* **Problem statement**: Within the records below, find each line that holds the string "this", then copy it.

Rows from a figure dataset
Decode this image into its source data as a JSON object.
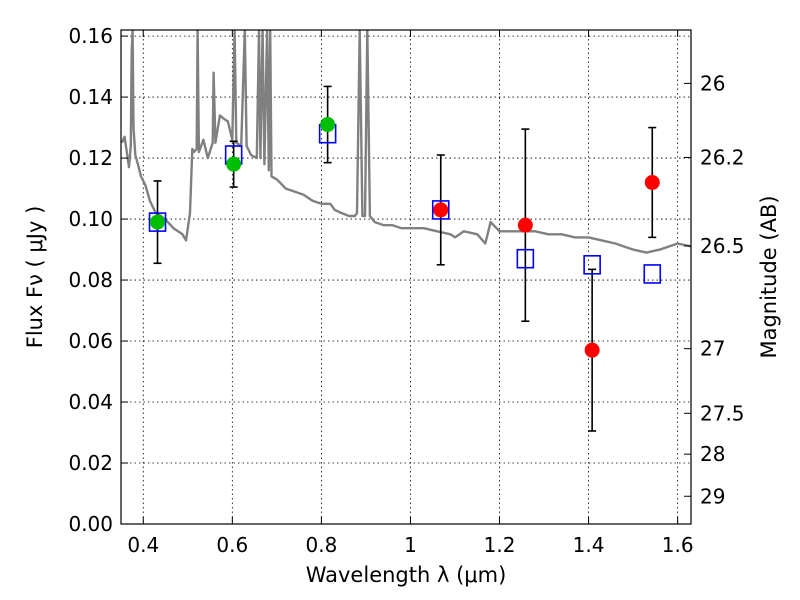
{
  "chart_data": {
    "type": "scatter",
    "xlabel": "Wavelength  λ (μm)",
    "ylabel": "Flux  Fν  ( μJy )",
    "y2label": "Magnitude (AB)",
    "xlim": [
      0.35,
      1.63
    ],
    "ylim": [
      0.0,
      0.162
    ],
    "grid": true,
    "x_ticks": [
      0.4,
      0.6,
      0.8,
      1.0,
      1.2,
      1.4,
      1.6
    ],
    "x_tick_labels": [
      "0.4",
      "0.6",
      "0.8",
      "1",
      "1.2",
      "1.4",
      "1.6"
    ],
    "y_ticks": [
      0.0,
      0.02,
      0.04,
      0.06,
      0.08,
      0.1,
      0.12,
      0.14,
      0.16
    ],
    "y_tick_labels": [
      "0.00",
      "0.02",
      "0.04",
      "0.06",
      "0.08",
      "0.10",
      "0.12",
      "0.14",
      "0.16"
    ],
    "right_axis_ticks": [
      {
        "label": "26",
        "flux": 0.1445
      },
      {
        "label": "26.2",
        "flux": 0.1202
      },
      {
        "label": "26.5",
        "flux": 0.0912
      },
      {
        "label": "27",
        "flux": 0.0575
      },
      {
        "label": "27.5",
        "flux": 0.0363
      },
      {
        "label": "28",
        "flux": 0.0229
      },
      {
        "label": "29",
        "flux": 0.0091
      }
    ],
    "colors": {
      "model": "#808080",
      "blue_squares": "#0000ff",
      "green_points": "#00bf00",
      "red_points": "#ff0000",
      "error_bars": "#000000"
    },
    "series": [
      {
        "style": "line",
        "points": [
          [
            0.352,
            0.125
          ],
          [
            0.358,
            0.127
          ],
          [
            0.363,
            0.122
          ],
          [
            0.368,
            0.117
          ],
          [
            0.372,
            0.124
          ],
          [
            0.374,
            0.155
          ],
          [
            0.376,
            0.162
          ],
          [
            0.378,
            0.13
          ],
          [
            0.382,
            0.121
          ],
          [
            0.388,
            0.118
          ],
          [
            0.395,
            0.114
          ],
          [
            0.405,
            0.111
          ],
          [
            0.415,
            0.106
          ],
          [
            0.428,
            0.102
          ],
          [
            0.44,
            0.101
          ],
          [
            0.455,
            0.099
          ],
          [
            0.468,
            0.097
          ],
          [
            0.478,
            0.096
          ],
          [
            0.488,
            0.095
          ],
          [
            0.496,
            0.093
          ],
          [
            0.505,
            0.102
          ],
          [
            0.51,
            0.123
          ],
          [
            0.514,
            0.122
          ],
          [
            0.52,
            0.123
          ],
          [
            0.522,
            0.162
          ],
          [
            0.525,
            0.122
          ],
          [
            0.535,
            0.126
          ],
          [
            0.545,
            0.12
          ],
          [
            0.556,
            0.125
          ],
          [
            0.558,
            0.148
          ],
          [
            0.562,
            0.125
          ],
          [
            0.572,
            0.134
          ],
          [
            0.58,
            0.133
          ],
          [
            0.59,
            0.132
          ],
          [
            0.6,
            0.126
          ],
          [
            0.605,
            0.162
          ],
          [
            0.609,
            0.125
          ],
          [
            0.62,
            0.124
          ],
          [
            0.628,
            0.162
          ],
          [
            0.632,
            0.124
          ],
          [
            0.642,
            0.121
          ],
          [
            0.655,
            0.12
          ],
          [
            0.66,
            0.162
          ],
          [
            0.663,
            0.12
          ],
          [
            0.668,
            0.162
          ],
          [
            0.672,
            0.118
          ],
          [
            0.678,
            0.162
          ],
          [
            0.682,
            0.116
          ],
          [
            0.685,
            0.162
          ],
          [
            0.688,
            0.114
          ],
          [
            0.7,
            0.113
          ],
          [
            0.72,
            0.11
          ],
          [
            0.74,
            0.109
          ],
          [
            0.76,
            0.108
          ],
          [
            0.78,
            0.106
          ],
          [
            0.8,
            0.105
          ],
          [
            0.82,
            0.105
          ],
          [
            0.83,
            0.103
          ],
          [
            0.845,
            0.102
          ],
          [
            0.862,
            0.101
          ],
          [
            0.875,
            0.101
          ],
          [
            0.88,
            0.102
          ],
          [
            0.886,
            0.162
          ],
          [
            0.892,
            0.101
          ],
          [
            0.898,
            0.101
          ],
          [
            0.903,
            0.162
          ],
          [
            0.909,
            0.101
          ],
          [
            0.92,
            0.099
          ],
          [
            0.94,
            0.098
          ],
          [
            0.96,
            0.098
          ],
          [
            0.98,
            0.097
          ],
          [
            1.0,
            0.097
          ],
          [
            1.03,
            0.097
          ],
          [
            1.06,
            0.096
          ],
          [
            1.09,
            0.095
          ],
          [
            1.1,
            0.094
          ],
          [
            1.12,
            0.096
          ],
          [
            1.15,
            0.095
          ],
          [
            1.168,
            0.092
          ],
          [
            1.18,
            0.099
          ],
          [
            1.2,
            0.096
          ],
          [
            1.22,
            0.096
          ],
          [
            1.25,
            0.096
          ],
          [
            1.28,
            0.096
          ],
          [
            1.31,
            0.095
          ],
          [
            1.34,
            0.095
          ],
          [
            1.37,
            0.094
          ],
          [
            1.4,
            0.094
          ],
          [
            1.43,
            0.093
          ],
          [
            1.46,
            0.092
          ],
          [
            1.5,
            0.09
          ],
          [
            1.53,
            0.089
          ],
          [
            1.56,
            0.09
          ],
          [
            1.6,
            0.092
          ],
          [
            1.63,
            0.091
          ]
        ]
      },
      {
        "style": "open-square",
        "x": [
          0.432,
          0.603,
          0.814,
          1.068,
          1.258,
          1.408,
          1.543
        ],
        "y": [
          0.099,
          0.121,
          0.128,
          0.103,
          0.087,
          0.085,
          0.082
        ]
      },
      {
        "style": "filled-circle",
        "x": [
          0.432,
          0.603,
          0.814
        ],
        "y": [
          0.099,
          0.118,
          0.131
        ],
        "yerr": [
          0.0135,
          0.0075,
          0.0125
        ]
      },
      {
        "style": "filled-circle",
        "x": [
          1.068,
          1.258,
          1.408,
          1.543
        ],
        "y": [
          0.103,
          0.098,
          0.057,
          0.112
        ],
        "yerr": [
          0.018,
          0.0315,
          0.0265,
          0.018
        ]
      }
    ]
  }
}
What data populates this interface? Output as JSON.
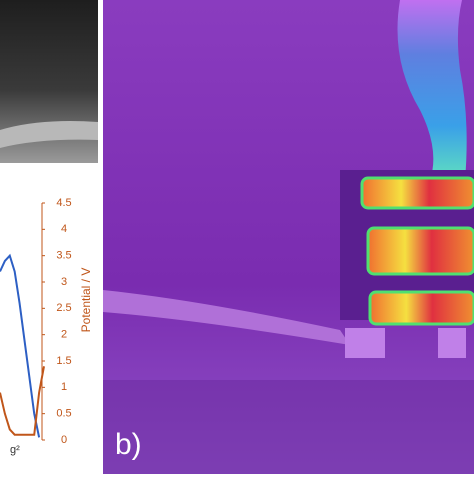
{
  "panel_label": "b)",
  "chart_data": {
    "type": "line",
    "categories": [
      null,
      null,
      null,
      null,
      null,
      null,
      null,
      null,
      null,
      null
    ],
    "x_label": "g²",
    "y2label": "Potential / V",
    "y2lim": [
      0,
      4.5
    ],
    "y2ticks": [
      0,
      0.5,
      1,
      1.5,
      2,
      2.5,
      3,
      3.5,
      4,
      4.5
    ],
    "axis_color": "#c0561a",
    "series": [
      {
        "color": "#2d5fc4",
        "axis": "y2",
        "values": [
          3.2,
          3.4,
          3.5,
          3.2,
          2.6,
          1.9,
          1.2,
          0.5,
          0.05,
          null
        ]
      },
      {
        "color": "#c0561a",
        "axis": "y2",
        "values": [
          0.9,
          0.5,
          0.2,
          0.1,
          0.1,
          0.1,
          0.1,
          0.1,
          0.9,
          1.4
        ]
      }
    ]
  }
}
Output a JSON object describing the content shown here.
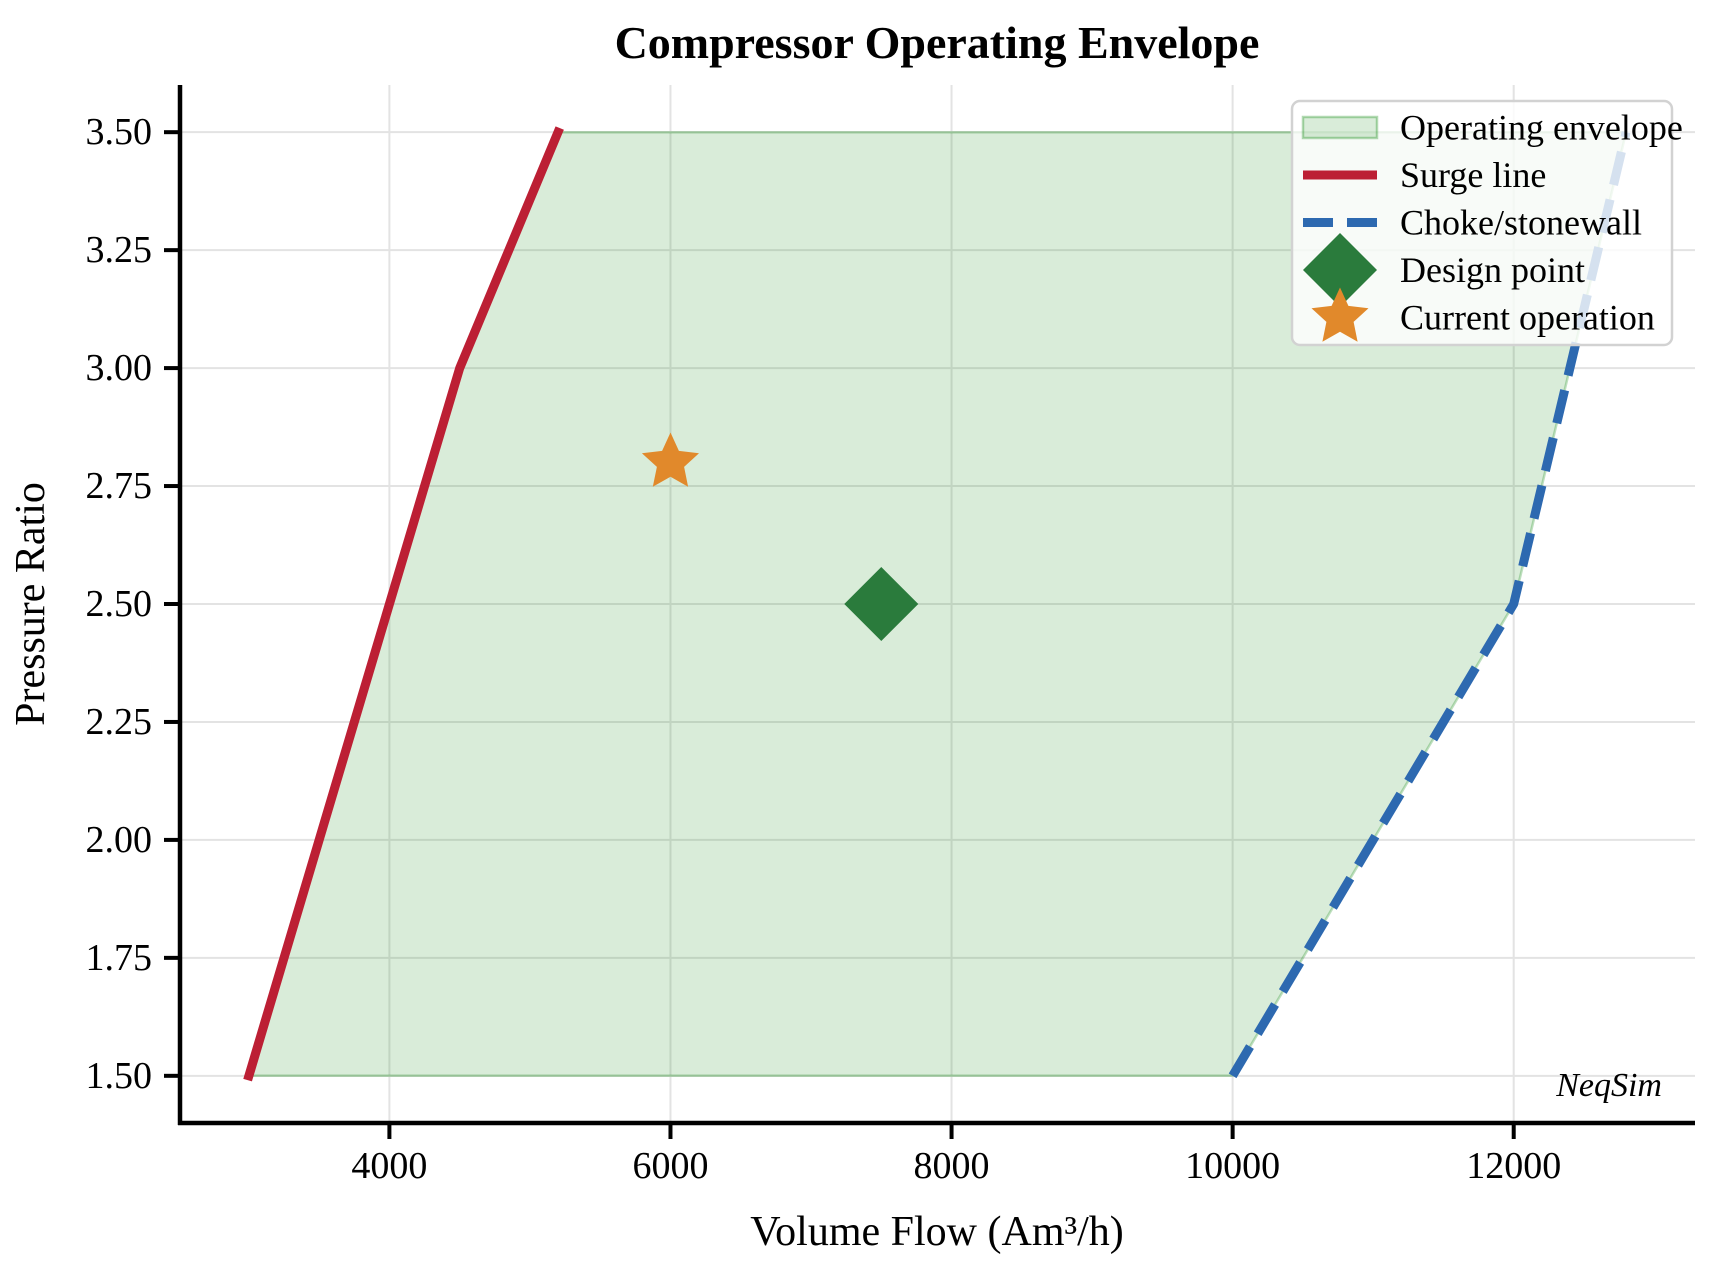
{
  "title": "Compressor Operating Envelope",
  "watermark": "NeqSim",
  "colors": {
    "surge_line": "#BC1F34",
    "choke_line": "#2D69B0",
    "envelope_base": "#008000",
    "design_point": "#2A7B3C",
    "current_operation": "#E1892B",
    "grid": "#E3E3E3",
    "axis": "#000000",
    "legend_border": "#D2D2D2",
    "watermark_color": "#CBCBCB"
  },
  "chart_data": {
    "type": "line",
    "title": "Compressor Operating Envelope",
    "xlabel": "Volume Flow (Am³/h)",
    "ylabel": "Pressure Ratio",
    "xlim": [
      2510,
      13290
    ],
    "ylim": [
      1.4,
      3.6
    ],
    "xticks": [
      4000,
      6000,
      8000,
      10000,
      12000
    ],
    "yticks": [
      1.5,
      1.75,
      2.0,
      2.25,
      2.5,
      2.75,
      3.0,
      3.25,
      3.5
    ],
    "grid": true,
    "legend_position": "upper right",
    "series": [
      {
        "name": "Operating envelope",
        "type": "area",
        "points": [
          [
            3000,
            1.5
          ],
          [
            4500,
            3.0
          ],
          [
            5200,
            3.5
          ],
          [
            12800,
            3.5
          ],
          [
            12000,
            2.5
          ],
          [
            10000,
            1.5
          ]
        ]
      },
      {
        "name": "Surge line",
        "type": "line",
        "style": "solid",
        "points": [
          [
            3000,
            1.5
          ],
          [
            4500,
            3.0
          ],
          [
            5200,
            3.5
          ]
        ]
      },
      {
        "name": "Choke/stonewall",
        "type": "line",
        "style": "dashed",
        "points": [
          [
            10000,
            1.5
          ],
          [
            12000,
            2.5
          ],
          [
            12800,
            3.5
          ]
        ]
      },
      {
        "name": "Design point",
        "type": "scatter",
        "marker": "diamond",
        "points": [
          [
            7500,
            2.5
          ]
        ]
      },
      {
        "name": "Current operation",
        "type": "scatter",
        "marker": "star",
        "points": [
          [
            6000,
            2.8
          ]
        ]
      }
    ],
    "legend": [
      "Operating envelope",
      "Surge line",
      "Choke/stonewall",
      "Design point",
      "Current operation"
    ]
  }
}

* **Task answer**:
Decode this image into its source data as a JSON object.
What data populates this interface? Output as JSON.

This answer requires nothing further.